- Instructions to follow:
Give every line of the records below as a numbered list, omitting any blank lines.

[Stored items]
::::::::

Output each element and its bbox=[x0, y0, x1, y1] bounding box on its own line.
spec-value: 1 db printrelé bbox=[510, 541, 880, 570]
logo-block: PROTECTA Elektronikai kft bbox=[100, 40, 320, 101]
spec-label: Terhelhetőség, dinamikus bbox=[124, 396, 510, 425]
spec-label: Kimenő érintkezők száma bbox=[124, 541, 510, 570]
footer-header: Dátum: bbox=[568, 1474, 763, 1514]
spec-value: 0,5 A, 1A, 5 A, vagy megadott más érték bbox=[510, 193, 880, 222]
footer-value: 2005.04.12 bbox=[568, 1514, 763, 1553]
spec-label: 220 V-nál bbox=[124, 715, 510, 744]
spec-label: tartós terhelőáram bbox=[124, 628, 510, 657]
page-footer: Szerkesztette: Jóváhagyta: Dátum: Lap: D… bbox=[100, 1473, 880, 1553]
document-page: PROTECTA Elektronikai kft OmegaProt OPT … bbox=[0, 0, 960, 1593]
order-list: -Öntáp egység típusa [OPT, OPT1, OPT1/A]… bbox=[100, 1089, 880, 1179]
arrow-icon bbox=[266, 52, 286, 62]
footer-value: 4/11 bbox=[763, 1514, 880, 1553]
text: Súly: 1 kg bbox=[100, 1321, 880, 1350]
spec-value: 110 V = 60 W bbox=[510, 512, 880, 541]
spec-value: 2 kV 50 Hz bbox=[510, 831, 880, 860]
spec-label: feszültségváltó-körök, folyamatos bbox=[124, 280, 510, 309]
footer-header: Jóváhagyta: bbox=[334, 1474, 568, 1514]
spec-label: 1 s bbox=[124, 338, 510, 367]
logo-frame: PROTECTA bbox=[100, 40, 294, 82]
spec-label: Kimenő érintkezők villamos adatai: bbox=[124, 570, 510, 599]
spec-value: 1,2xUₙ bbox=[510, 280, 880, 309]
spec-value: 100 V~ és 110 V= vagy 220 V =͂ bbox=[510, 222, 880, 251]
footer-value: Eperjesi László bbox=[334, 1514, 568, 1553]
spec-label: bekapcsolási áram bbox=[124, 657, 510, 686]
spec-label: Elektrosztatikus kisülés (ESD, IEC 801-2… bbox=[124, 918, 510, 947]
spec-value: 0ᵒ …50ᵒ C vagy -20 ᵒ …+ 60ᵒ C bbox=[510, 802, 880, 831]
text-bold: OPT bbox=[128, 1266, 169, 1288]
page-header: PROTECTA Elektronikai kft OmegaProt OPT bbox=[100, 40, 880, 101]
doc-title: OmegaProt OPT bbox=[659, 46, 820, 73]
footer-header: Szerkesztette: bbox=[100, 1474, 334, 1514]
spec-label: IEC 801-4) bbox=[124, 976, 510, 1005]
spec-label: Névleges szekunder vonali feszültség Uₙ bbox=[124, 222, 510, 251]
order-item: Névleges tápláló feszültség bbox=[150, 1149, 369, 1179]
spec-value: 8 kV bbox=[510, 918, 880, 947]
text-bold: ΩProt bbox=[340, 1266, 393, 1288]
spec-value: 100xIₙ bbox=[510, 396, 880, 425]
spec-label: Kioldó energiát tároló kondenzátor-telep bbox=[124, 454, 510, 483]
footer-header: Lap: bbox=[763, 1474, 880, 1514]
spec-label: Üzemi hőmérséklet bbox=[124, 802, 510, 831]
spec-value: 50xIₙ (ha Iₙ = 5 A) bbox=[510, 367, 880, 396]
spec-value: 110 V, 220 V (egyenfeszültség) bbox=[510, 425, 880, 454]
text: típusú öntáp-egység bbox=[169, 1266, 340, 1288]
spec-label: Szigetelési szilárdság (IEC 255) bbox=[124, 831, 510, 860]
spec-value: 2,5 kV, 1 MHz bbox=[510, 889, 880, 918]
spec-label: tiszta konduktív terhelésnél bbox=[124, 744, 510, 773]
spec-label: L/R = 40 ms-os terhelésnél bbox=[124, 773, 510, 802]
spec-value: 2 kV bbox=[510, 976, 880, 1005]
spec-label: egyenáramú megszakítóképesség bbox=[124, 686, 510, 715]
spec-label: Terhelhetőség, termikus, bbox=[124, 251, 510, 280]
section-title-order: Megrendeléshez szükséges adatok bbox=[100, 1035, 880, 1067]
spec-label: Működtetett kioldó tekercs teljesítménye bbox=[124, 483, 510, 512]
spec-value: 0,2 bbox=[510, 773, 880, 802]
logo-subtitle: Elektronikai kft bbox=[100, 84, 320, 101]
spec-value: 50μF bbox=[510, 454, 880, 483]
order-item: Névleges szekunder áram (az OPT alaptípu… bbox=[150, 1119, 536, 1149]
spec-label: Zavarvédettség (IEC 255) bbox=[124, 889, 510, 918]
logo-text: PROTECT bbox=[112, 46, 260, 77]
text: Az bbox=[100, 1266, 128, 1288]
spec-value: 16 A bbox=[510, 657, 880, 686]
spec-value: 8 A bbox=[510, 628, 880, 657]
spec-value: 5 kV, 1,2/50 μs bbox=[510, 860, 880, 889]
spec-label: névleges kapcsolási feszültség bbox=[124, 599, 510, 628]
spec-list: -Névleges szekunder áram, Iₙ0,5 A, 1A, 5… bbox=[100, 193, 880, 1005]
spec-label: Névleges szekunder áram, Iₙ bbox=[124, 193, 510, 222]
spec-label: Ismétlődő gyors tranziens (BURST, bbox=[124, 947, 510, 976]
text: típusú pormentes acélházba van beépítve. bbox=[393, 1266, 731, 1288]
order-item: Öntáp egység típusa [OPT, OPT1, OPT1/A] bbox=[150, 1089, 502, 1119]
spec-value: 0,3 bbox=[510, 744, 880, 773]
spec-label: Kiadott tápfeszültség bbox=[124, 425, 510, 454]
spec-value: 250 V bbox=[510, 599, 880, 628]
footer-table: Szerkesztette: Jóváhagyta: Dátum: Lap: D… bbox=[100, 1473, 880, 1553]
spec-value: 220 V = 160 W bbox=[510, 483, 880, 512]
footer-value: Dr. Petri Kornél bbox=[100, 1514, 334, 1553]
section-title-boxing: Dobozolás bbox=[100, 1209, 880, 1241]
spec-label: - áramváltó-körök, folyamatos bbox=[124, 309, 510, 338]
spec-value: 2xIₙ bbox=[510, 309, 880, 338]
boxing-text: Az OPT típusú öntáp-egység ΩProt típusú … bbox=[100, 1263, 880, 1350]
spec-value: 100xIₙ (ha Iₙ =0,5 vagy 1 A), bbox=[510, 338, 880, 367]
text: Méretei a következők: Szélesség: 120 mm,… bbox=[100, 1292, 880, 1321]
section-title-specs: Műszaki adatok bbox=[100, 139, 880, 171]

::::::::

- Written response:
1. Output each element and its bbox=[x0, y0, x1, y1] bounding box on its own line.
2. spec-value: 1 db printrelé bbox=[510, 541, 880, 570]
3. logo-block: PROTECTA Elektronikai kft bbox=[100, 40, 320, 101]
4. spec-label: Terhelhetőség, dinamikus bbox=[124, 396, 510, 425]
5. spec-label: Kimenő érintkezők száma bbox=[124, 541, 510, 570]
6. footer-header: Dátum: bbox=[568, 1474, 763, 1514]
7. spec-value: 0,5 A, 1A, 5 A, vagy megadott más érték bbox=[510, 193, 880, 222]
8. footer-value: 2005.04.12 bbox=[568, 1514, 763, 1553]
9. spec-label: 220 V-nál bbox=[124, 715, 510, 744]
10. spec-label: tartós terhelőáram bbox=[124, 628, 510, 657]
11. page-footer: Szerkesztette: Jóváhagyta: Dátum: Lap: D… bbox=[100, 1473, 880, 1553]
12. document-page: PROTECTA Elektronikai kft OmegaProt OPT … bbox=[0, 0, 960, 1593]
13. order-list: -Öntáp egység típusa [OPT, OPT1, OPT1/A]… bbox=[100, 1089, 880, 1179]
14. arrow-icon bbox=[266, 52, 286, 62]
15. footer-value: 4/11 bbox=[763, 1514, 880, 1553]
16. text: Súly: 1 kg bbox=[100, 1321, 880, 1350]
17. spec-value: 110 V = 60 W bbox=[510, 512, 880, 541]
18. spec-value: 2 kV 50 Hz bbox=[510, 831, 880, 860]
19. spec-label: feszültségváltó-körök, folyamatos bbox=[124, 280, 510, 309]
20. footer-header: Jóváhagyta: bbox=[334, 1474, 568, 1514]
21. spec-label: 1 s bbox=[124, 338, 510, 367]
22. logo-frame: PROTECTA bbox=[100, 40, 294, 82]
23. spec-label: Kimenő érintkezők villamos adatai: bbox=[124, 570, 510, 599]
24. spec-value: 1,2xUₙ bbox=[510, 280, 880, 309]
25. spec-value: 100 V~ és 110 V= vagy 220 V =͂ bbox=[510, 222, 880, 251]
26. footer-value: Eperjesi László bbox=[334, 1514, 568, 1553]
27. spec-label: bekapcsolási áram bbox=[124, 657, 510, 686]
28. spec-label: Elektrosztatikus kisülés (ESD, IEC 801-2… bbox=[124, 918, 510, 947]
29. spec-value: 0ᵒ …50ᵒ C vagy -20 ᵒ …+ 60ᵒ C bbox=[510, 802, 880, 831]
30. text-bold: OPT bbox=[128, 1266, 169, 1288]
31. page-header: PROTECTA Elektronikai kft OmegaProt OPT bbox=[100, 40, 880, 101]
32. doc-title: OmegaProt OPT bbox=[659, 46, 820, 73]
33. footer-header: Szerkesztette: bbox=[100, 1474, 334, 1514]
34. spec-label: IEC 801-4) bbox=[124, 976, 510, 1005]
35. spec-label: Névleges szekunder vonali feszültség Uₙ bbox=[124, 222, 510, 251]
36. order-item: Névleges tápláló feszültség bbox=[150, 1149, 369, 1179]
37. spec-value: 8 kV bbox=[510, 918, 880, 947]
38. text-bold: ΩProt bbox=[340, 1266, 393, 1288]
39. spec-value: 100xIₙ bbox=[510, 396, 880, 425]
40. spec-label: Kioldó energiát tároló kondenzátor-telep bbox=[124, 454, 510, 483]
41. footer-header: Lap: bbox=[763, 1474, 880, 1514]
42. spec-label: Üzemi hőmérséklet bbox=[124, 802, 510, 831]
43. spec-value: 50xIₙ (ha Iₙ = 5 A) bbox=[510, 367, 880, 396]
44. spec-value: 110 V, 220 V (egyenfeszültség) bbox=[510, 425, 880, 454]
45. text: típusú öntáp-egység bbox=[169, 1266, 340, 1288]
46. spec-label: Szigetelési szilárdság (IEC 255) bbox=[124, 831, 510, 860]
47. spec-value: 2,5 kV, 1 MHz bbox=[510, 889, 880, 918]
48. spec-label: tiszta konduktív terhelésnél bbox=[124, 744, 510, 773]
49. spec-label: L/R = 40 ms-os terhelésnél bbox=[124, 773, 510, 802]
50. spec-value: 2 kV bbox=[510, 976, 880, 1005]
51. spec-label: egyenáramú megszakítóképesség bbox=[124, 686, 510, 715]
52. spec-label: Terhelhetőség, termikus, bbox=[124, 251, 510, 280]
53. section-title-order: Megrendeléshez szükséges adatok bbox=[100, 1035, 880, 1067]
54. spec-label: Működtetett kioldó tekercs teljesítménye bbox=[124, 483, 510, 512]
55. spec-value: 0,2 bbox=[510, 773, 880, 802]
56. logo-subtitle: Elektronikai kft bbox=[100, 84, 320, 101]
57. spec-value: 50μF bbox=[510, 454, 880, 483]
58. order-item: Névleges szekunder áram (az OPT alaptípu… bbox=[150, 1119, 536, 1149]
59. spec-label: Zavarvédettség (IEC 255) bbox=[124, 889, 510, 918]
60. logo-text: PROTECT bbox=[112, 46, 260, 77]
61. text: Az bbox=[100, 1266, 128, 1288]
62. spec-value: 16 A bbox=[510, 657, 880, 686]
63. spec-value: 8 A bbox=[510, 628, 880, 657]
64. spec-value: 5 kV, 1,2/50 μs bbox=[510, 860, 880, 889]
65. spec-label: névleges kapcsolási feszültség bbox=[124, 599, 510, 628]
66. spec-list: -Névleges szekunder áram, Iₙ0,5 A, 1A, 5… bbox=[100, 193, 880, 1005]
67. spec-label: Névleges szekunder áram, Iₙ bbox=[124, 193, 510, 222]
68. spec-label: Ismétlődő gyors tranziens (BURST, bbox=[124, 947, 510, 976]
69. text: típusú pormentes acélházba van beépítve. bbox=[393, 1266, 731, 1288]
70. order-item: Öntáp egység típusa [OPT, OPT1, OPT1/A] bbox=[150, 1089, 502, 1119]
71. spec-value: 0,3 bbox=[510, 744, 880, 773]
72. spec-label: Kiadott tápfeszültség bbox=[124, 425, 510, 454]
73. spec-value: 250 V bbox=[510, 599, 880, 628]
74. footer-table: Szerkesztette: Jóváhagyta: Dátum: Lap: D… bbox=[100, 1473, 880, 1553]
75. spec-value: 220 V = 160 W bbox=[510, 483, 880, 512]
76. footer-value: Dr. Petri Kornél bbox=[100, 1514, 334, 1553]
77. section-title-boxing: Dobozolás bbox=[100, 1209, 880, 1241]
78. spec-label: - áramváltó-körök, folyamatos bbox=[124, 309, 510, 338]
79. spec-value: 2xIₙ bbox=[510, 309, 880, 338]
80. boxing-text: Az OPT típusú öntáp-egység ΩProt típusú … bbox=[100, 1263, 880, 1350]
81. spec-value: 100xIₙ (ha Iₙ =0,5 vagy 1 A), bbox=[510, 338, 880, 367]
82. text: Méretei a következők: Szélesség: 120 mm,… bbox=[100, 1292, 880, 1321]
83. section-title-specs: Műszaki adatok bbox=[100, 139, 880, 171]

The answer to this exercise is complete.